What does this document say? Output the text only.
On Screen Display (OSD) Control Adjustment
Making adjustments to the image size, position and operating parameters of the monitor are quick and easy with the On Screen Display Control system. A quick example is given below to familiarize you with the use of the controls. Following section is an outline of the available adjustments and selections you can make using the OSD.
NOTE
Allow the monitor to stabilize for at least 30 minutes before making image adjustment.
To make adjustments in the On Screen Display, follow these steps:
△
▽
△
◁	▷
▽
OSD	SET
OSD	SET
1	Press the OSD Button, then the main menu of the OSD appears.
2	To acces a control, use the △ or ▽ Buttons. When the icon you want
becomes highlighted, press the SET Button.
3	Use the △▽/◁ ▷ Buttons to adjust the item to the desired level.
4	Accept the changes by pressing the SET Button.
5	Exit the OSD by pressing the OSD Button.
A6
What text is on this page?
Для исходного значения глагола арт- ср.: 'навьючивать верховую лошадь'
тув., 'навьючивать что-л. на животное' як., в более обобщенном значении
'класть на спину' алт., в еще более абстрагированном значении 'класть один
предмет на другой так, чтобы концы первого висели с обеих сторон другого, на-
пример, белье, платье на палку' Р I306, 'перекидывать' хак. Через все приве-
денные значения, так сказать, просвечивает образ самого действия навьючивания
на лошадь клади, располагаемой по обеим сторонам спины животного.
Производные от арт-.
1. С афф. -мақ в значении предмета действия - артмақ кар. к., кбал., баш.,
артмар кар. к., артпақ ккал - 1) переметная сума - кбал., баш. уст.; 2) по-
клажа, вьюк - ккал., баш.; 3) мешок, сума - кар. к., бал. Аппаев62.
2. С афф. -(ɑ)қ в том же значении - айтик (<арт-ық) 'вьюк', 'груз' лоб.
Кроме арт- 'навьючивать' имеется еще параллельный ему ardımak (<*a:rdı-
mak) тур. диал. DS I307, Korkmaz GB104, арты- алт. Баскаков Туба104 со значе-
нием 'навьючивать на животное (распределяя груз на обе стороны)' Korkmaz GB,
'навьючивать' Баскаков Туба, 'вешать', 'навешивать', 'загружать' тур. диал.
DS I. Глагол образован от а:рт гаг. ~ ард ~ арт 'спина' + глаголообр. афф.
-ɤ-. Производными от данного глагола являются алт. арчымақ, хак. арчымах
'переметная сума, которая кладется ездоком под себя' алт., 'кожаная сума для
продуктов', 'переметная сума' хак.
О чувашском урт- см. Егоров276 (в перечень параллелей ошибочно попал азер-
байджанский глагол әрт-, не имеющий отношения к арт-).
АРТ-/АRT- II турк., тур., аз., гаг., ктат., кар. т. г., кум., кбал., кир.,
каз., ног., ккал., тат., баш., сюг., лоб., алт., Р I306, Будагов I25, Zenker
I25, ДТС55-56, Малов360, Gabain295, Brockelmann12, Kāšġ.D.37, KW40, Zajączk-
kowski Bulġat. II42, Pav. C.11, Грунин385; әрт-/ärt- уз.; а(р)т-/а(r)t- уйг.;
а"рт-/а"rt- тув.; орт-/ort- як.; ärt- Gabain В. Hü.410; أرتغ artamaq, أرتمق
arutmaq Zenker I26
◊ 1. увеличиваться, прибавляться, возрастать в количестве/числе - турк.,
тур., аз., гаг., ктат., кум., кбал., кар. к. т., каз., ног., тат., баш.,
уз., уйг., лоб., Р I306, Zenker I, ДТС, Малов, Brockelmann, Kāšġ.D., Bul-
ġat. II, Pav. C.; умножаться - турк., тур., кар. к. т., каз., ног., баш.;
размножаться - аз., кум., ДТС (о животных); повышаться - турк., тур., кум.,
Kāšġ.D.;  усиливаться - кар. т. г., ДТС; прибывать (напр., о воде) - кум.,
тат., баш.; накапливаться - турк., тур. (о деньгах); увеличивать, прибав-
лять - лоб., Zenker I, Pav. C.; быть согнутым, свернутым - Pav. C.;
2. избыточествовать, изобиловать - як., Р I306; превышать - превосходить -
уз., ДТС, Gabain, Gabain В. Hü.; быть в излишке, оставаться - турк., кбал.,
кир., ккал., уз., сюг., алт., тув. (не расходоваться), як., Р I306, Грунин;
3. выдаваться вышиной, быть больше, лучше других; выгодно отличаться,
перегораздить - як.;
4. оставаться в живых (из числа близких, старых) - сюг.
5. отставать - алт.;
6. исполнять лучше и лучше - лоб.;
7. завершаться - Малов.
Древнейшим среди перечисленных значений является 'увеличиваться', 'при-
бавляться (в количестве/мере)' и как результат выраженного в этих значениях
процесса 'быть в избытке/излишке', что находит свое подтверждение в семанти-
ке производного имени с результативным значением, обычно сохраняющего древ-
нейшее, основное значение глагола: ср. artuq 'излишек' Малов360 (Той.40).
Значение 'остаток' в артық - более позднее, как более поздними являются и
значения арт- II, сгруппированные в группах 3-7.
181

◆ Objective
Using the data above, repeat every line exactly.

◆ Answer to this problem
What does this document say? Output the text only.
On Screen Display (OSD) Control Adjustment
Making adjustments to the image size, position and operating parameters of the monitor are quick and easy with the On Screen Display Control system. A quick example is given below to familiarize you with the use of the controls. Following section is an outline of the available adjustments and selections you can make using the OSD.
NOTE
Allow the monitor to stabilize for at least 30 minutes before making image adjustment.
To make adjustments in the On Screen Display, follow these steps:
△
▽
△
◁	▷
▽
OSD	SET
OSD	SET
1	Press the OSD Button, then the main menu of the OSD appears.
2	To acces a control, use the △ or ▽ Buttons. When the icon you want
becomes highlighted, press the SET Button.
3	Use the △▽/◁ ▷ Buttons to adjust the item to the desired level.
4	Accept the changes by pressing the SET Button.
5	Exit the OSD by pressing the OSD Button.
A6
What text is on this page?
Для исходного значения глагола арт- ср.: 'навьючивать верховую лошадь'
тув., 'навьючивать что-л. на животное' як., в более обобщенном значении
'класть на спину' алт., в еще более абстрагированном значении 'класть один
предмет на другой так, чтобы концы первого висели с обеих сторон другого, на-
пример, белье, платье на палку' Р I306, 'перекидывать' хак. Через все приве-
денные значения, так сказать, просвечивает образ самого действия навьючивания
на лошадь клади, располагаемой по обеим сторонам спины животного.
Производные от арт-.
1. С афф. -мақ в значении предмета действия - артмақ кар. к., кбал., баш.,
артмар кар. к., артпақ ккал - 1) переметная сума - кбал., баш. уст.; 2) по-
клажа, вьюк - ккал., баш.; 3) мешок, сума - кар. к., бал. Аппаев62.
2. С афф. -(ɑ)қ в том же значении - айтик (<арт-ық) 'вьюк', 'груз' лоб.
Кроме арт- 'навьючивать' имеется еще параллельный ему ardımak (<*a:rdı-
mak) тур. диал. DS I307, Korkmaz GB104, арты- алт. Баскаков Туба104 со значе-
нием 'навьючивать на животное (распределяя груз на обе стороны)' Korkmaz GB,
'навьючивать' Баскаков Туба, 'вешать', 'навешивать', 'загружать' тур. диал.
DS I. Глагол образован от а:рт гаг. ~ ард ~ арт 'спина' + глаголообр. афф.
-ɤ-. Производными от данного глагола являются алт. арчымақ, хак. арчымах
'переметная сума, которая кладется ездоком под себя' алт., 'кожаная сума для
продуктов', 'переметная сума' хак.
О чувашском урт- см. Егоров276 (в перечень параллелей ошибочно попал азер-
байджанский глагол әрт-, не имеющий отношения к арт-).
АРТ-/АRT- II турк., тур., аз., гаг., ктат., кар. т. г., кум., кбал., кир.,
каз., ног., ккал., тат., баш., сюг., лоб., алт., Р I306, Будагов I25, Zenker
I25, ДТС55-56, Малов360, Gabain295, Brockelmann12, Kāšġ.D.37, KW40, Zajączk-
kowski Bulġat. II42, Pav. C.11, Грунин385; әрт-/ärt- уз.; а(р)т-/а(r)t- уйг.;
а"рт-/а"rt- тув.; орт-/ort- як.; ärt- Gabain В. Hü.410; أرتغ artamaq, أرتمق
arutmaq Zenker I26
◊ 1. увеличиваться, прибавляться, возрастать в количестве/числе - турк.,
тур., аз., гаг., ктат., кум., кбал., кар. к. т., каз., ног., тат., баш.,
уз., уйг., лоб., Р I306, Zenker I, ДТС, Малов, Brockelmann, Kāšġ.D., Bul-
ġat. II, Pav. C.; умножаться - турк., тур., кар. к. т., каз., ног., баш.;
размножаться - аз., кум., ДТС (о животных); повышаться - турк., тур., кум.,
Kāšġ.D.;  усиливаться - кар. т. г., ДТС; прибывать (напр., о воде) - кум.,
тат., баш.; накапливаться - турк., тур. (о деньгах); увеличивать, прибав-
лять - лоб., Zenker I, Pav. C.; быть согнутым, свернутым - Pav. C.;
2. избыточествовать, изобиловать - як., Р I306; превышать - превосходить -
уз., ДТС, Gabain, Gabain В. Hü.; быть в излишке, оставаться - турк., кбал.,
кир., ккал., уз., сюг., алт., тув. (не расходоваться), як., Р I306, Грунин;
3. выдаваться вышиной, быть больше, лучше других; выгодно отличаться,
перегораздить - як.;
4. оставаться в живых (из числа близких, старых) - сюг.
5. отставать - алт.;
6. исполнять лучше и лучше - лоб.;
7. завершаться - Малов.
Древнейшим среди перечисленных значений является 'увеличиваться', 'при-
бавляться (в количестве/мере)' и как результат выраженного в этих значениях
процесса 'быть в избытке/излишке', что находит свое подтверждение в семанти-
ке производного имени с результативным значением, обычно сохраняющего древ-
нейшее, основное значение глагола: ср. artuq 'излишек' Малов360 (Той.40).
Значение 'остаток' в артық - более позднее, как более поздними являются и
значения арт- II, сгруппированные в группах 3-7.
181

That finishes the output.